**Extrait fourni:**
***
II. UN CRITÈRE DE RÉFÉRENCE : LA LIBERTÉ DE L'INFORMATION
Comment mesurer la valeur relative de la présomption d'innocence, de la liberté de la presse, du droit du public à recevoir une information conforme à ses attentes ? La démarche adoptée par le gouvernement favorise comme on l'a vu le bricolage hasardeux de solutions disparates. Or, une notion de synthèse existe, qui enveloppe la totalité des intérêts légitimes à prendre en compte et permet leur pondération : la liberté de l'information. On évoquera le contenu et la portée de celle-ci avant d'examiner son articulation avec la problématique de la présomption d'innocence.
A. QU'EST-CE QUE LA LIBERTÉ DE L'INFORMATION ?
1. La synthèse moderne de plusieurs libertés traditionnelles
L'éventail des notions apparemment concurrentes est
ouvert,
on parle couramment de liberté d'opinion, d'expression, de la presse, de
communication, de l'information. Ces expressions se recoupent plus ou moins,
mais leur portée et leurs implications diffèrent assez
largement ; le choix du vocabulaire de référence
utilisé n'est donc pas indifférent. Le concept de liberté
de l'information présente deux qualités majeures pour accompagner
la démarche du politique : progressivement élaboré
depuis quelques décennies, il permet de situer les problèmes dans
leur contexte actuel ; il permet aussi d'aborder l'un des aspects cruciaux
de la communication, l'information, dans sa dimension irréductiblement
spécifique.
***
**Données présentées:**
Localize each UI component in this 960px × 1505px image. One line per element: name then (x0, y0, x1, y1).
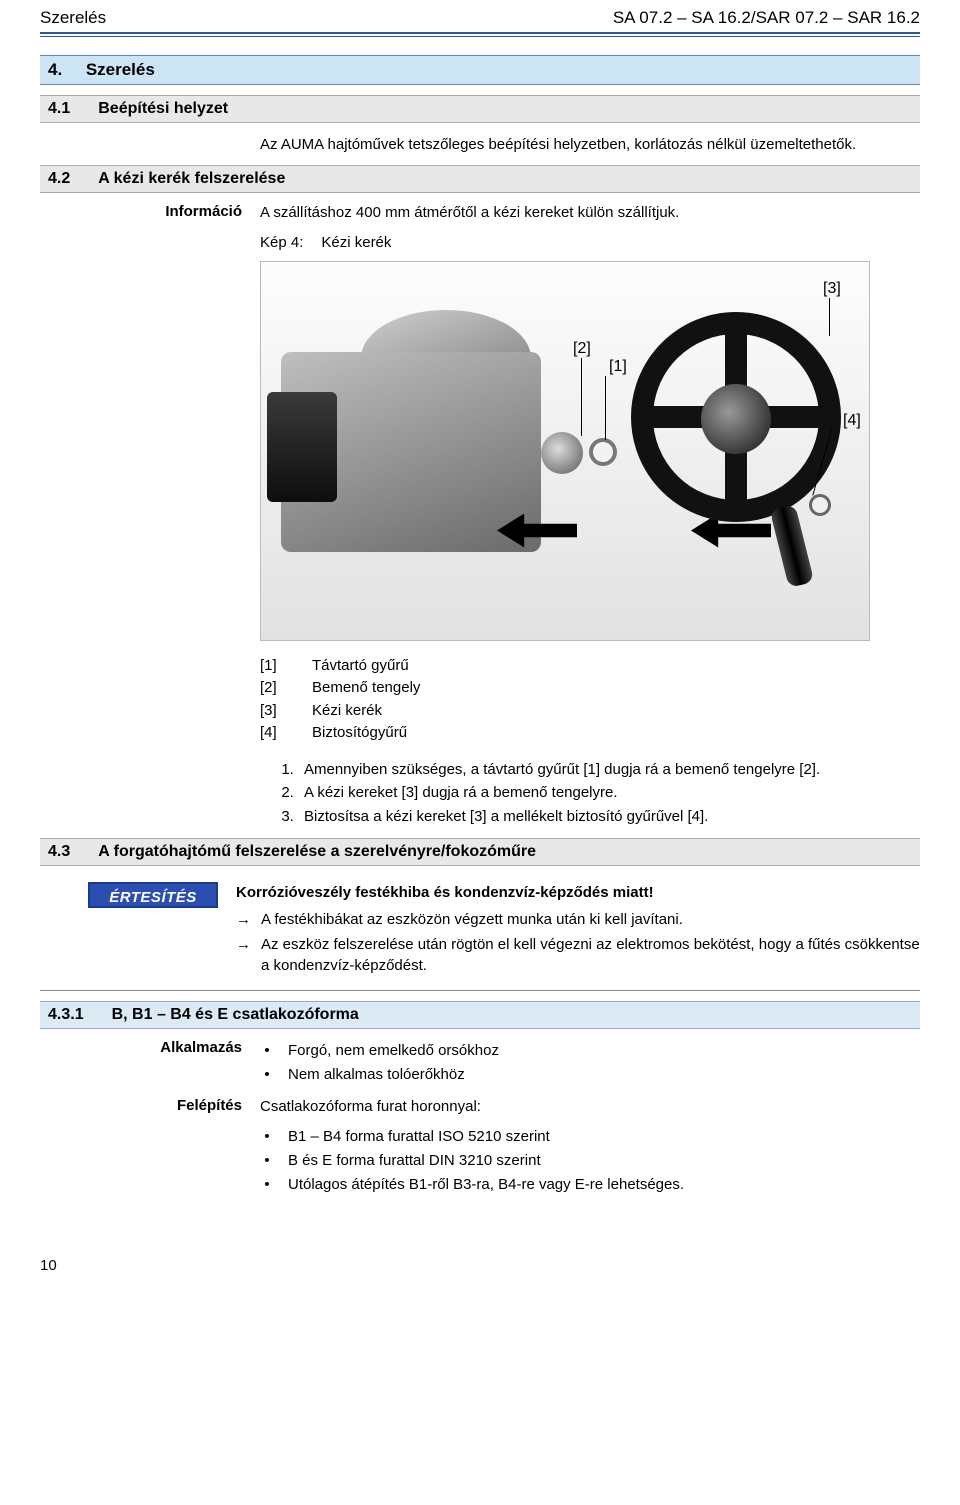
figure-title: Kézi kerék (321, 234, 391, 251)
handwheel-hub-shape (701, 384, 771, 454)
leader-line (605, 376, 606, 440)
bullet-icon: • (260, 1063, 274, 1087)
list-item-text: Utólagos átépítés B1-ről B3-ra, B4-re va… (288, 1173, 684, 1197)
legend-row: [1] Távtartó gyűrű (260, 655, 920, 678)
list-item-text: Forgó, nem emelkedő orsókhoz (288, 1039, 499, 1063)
***
**Consignes:**
1. Citez mot pour mot toutes les lignes du listing de composants d'interface, en omettant l'image.
2. Poursuivez l'extrait consacré à la liberté de l'information à partir de sa dernière phrase.
L'extrait et le listing n'ont pas la même origine.

**Résultats de l'exercice:**
1.
Localize each UI component in this 960px × 1505px image. One line per element: name then (x0, y0, x1, y1).
figure-title: Kézi kerék (321, 234, 391, 251)
handwheel-hub-shape (701, 384, 771, 454)
leader-line (605, 376, 606, 440)
bullet-icon: • (260, 1063, 274, 1087)
list-item-text: Utólagos átépítés B1-ről B3-ra, B4-re va… (288, 1173, 684, 1197)
legend-row: [1] Távtartó gyűrű (260, 655, 920, 678)
list-item-text: Forgó, nem emelkedő orsókhoz (288, 1039, 499, 1063)

2.
Dans la tradition politique et juridique française, il y a au
départ l'article XI de la déclaration des droits de 1989, qui
proclame la
libre communication des pensées et des opinions
, et
autorise
tout citoyen à
parler, écrire, imprimer
librement, sauf à répondre de l'abus de cette liberté.
Ce texte définit à partir de postulats philosophiques (les droits
naturels) une liberté politique -la dimension économique de la
liberté de communication est manifestement ignorée- en lui
donnant une portée qui peut rétrospectivement sembler
étroite : seul le mouvement de l'émetteur (de pensées
et d'opinions) en direction du récepteur est envisagé.
Le droit positif a traduit ces principes de façon
particulièrement prosaïque : la loi de 1881 libéralise
le régime juridique de la publication -au sens de l'activité de
publier- en supprimant les systèmes de contrôle préventif
longtemps en vigueur. La liberté de la presse n'est qu'un
élément, le plus saillant, de la liberté de publier, et la
problématique spécifique de la communication des pensées
et des opinions n'est envisagée que par le biais de la répression
des abus du droit de publier. L'ensemble des matières susceptibles de
faire l'objet d'une communication, l'actualité comme le reste, est ainsi
couvert par le régime juridique de la liberté de la presse.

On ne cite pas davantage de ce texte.